Records from a data collection:
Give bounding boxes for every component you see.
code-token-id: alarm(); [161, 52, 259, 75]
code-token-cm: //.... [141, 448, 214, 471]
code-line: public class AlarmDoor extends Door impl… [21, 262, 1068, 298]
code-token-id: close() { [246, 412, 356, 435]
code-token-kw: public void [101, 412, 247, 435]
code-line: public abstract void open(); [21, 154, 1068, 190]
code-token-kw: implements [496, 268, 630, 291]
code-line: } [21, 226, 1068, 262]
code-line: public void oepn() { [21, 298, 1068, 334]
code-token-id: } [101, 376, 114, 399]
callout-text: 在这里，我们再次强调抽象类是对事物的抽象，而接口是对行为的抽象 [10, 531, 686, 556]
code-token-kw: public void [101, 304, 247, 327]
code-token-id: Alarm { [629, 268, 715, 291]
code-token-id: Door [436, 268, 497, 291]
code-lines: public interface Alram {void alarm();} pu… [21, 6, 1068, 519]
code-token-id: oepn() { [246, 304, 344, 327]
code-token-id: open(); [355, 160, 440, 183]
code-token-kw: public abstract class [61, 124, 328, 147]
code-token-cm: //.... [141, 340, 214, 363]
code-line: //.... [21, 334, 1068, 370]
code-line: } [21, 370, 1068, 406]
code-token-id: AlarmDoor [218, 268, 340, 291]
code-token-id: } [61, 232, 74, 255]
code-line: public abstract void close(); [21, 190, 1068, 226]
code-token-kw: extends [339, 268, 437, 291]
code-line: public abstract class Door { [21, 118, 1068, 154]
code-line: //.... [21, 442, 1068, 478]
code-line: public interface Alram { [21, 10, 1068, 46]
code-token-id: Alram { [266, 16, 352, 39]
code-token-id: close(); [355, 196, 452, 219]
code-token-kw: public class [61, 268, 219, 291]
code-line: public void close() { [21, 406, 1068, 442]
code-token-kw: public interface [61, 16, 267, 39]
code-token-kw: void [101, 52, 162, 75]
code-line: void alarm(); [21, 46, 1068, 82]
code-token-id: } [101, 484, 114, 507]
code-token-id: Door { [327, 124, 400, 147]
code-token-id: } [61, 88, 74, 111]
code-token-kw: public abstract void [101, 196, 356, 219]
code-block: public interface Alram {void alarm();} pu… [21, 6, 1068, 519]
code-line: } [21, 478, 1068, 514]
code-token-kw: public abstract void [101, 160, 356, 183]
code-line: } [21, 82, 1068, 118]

REQUIRED WORK ->
Please swap every "code-token-kw" in the records for "keyword-token" and write all the lines out again, leaving everything else unchanged.

EXERCISE RESPONSE ->
Give bounding boxes for every component you see.
code-token-id: alarm(); [161, 52, 259, 75]
code-token-cm: //.... [141, 448, 214, 471]
code-line: public class AlarmDoor extends Door impl… [21, 262, 1068, 298]
code-token-id: close() { [246, 412, 356, 435]
keyword-token: public void [101, 412, 247, 435]
code-line: public abstract void open(); [21, 154, 1068, 190]
keyword-token: implements [496, 268, 630, 291]
code-line: } [21, 226, 1068, 262]
code-line: public void oepn() { [21, 298, 1068, 334]
code-token-id: } [101, 376, 114, 399]
callout-text: 在这里，我们再次强调抽象类是对事物的抽象，而接口是对行为的抽象 [10, 531, 686, 556]
keyword-token: public void [101, 304, 247, 327]
code-token-id: Alarm { [629, 268, 715, 291]
code-token-id: Door [436, 268, 497, 291]
code-lines: public interface Alram {void alarm();} pu… [21, 6, 1068, 519]
code-token-id: oepn() { [246, 304, 344, 327]
code-token-id: open(); [355, 160, 440, 183]
keyword-token: public abstract class [61, 124, 328, 147]
code-token-cm: //.... [141, 340, 214, 363]
code-line: //.... [21, 334, 1068, 370]
code-line: } [21, 370, 1068, 406]
code-token-id: AlarmDoor [218, 268, 340, 291]
code-token-id: } [61, 232, 74, 255]
code-line: public abstract void close(); [21, 190, 1068, 226]
keyword-token: extends [339, 268, 437, 291]
code-line: public abstract class Door { [21, 118, 1068, 154]
code-line: //.... [21, 442, 1068, 478]
code-line: public interface Alram { [21, 10, 1068, 46]
code-token-id: Alram { [266, 16, 352, 39]
code-token-id: close(); [355, 196, 452, 219]
keyword-token: public class [61, 268, 219, 291]
code-line: public void close() { [21, 406, 1068, 442]
keyword-token: public interface [61, 16, 267, 39]
keyword-token: void [101, 52, 162, 75]
code-line: void alarm(); [21, 46, 1068, 82]
code-token-id: } [101, 484, 114, 507]
code-token-id: Door { [327, 124, 400, 147]
code-token-id: } [61, 88, 74, 111]
keyword-token: public abstract void [101, 196, 356, 219]
code-block: public interface Alram {void alarm();} pu… [21, 6, 1068, 519]
code-line: } [21, 478, 1068, 514]
keyword-token: public abstract void [101, 160, 356, 183]
code-line: } [21, 82, 1068, 118]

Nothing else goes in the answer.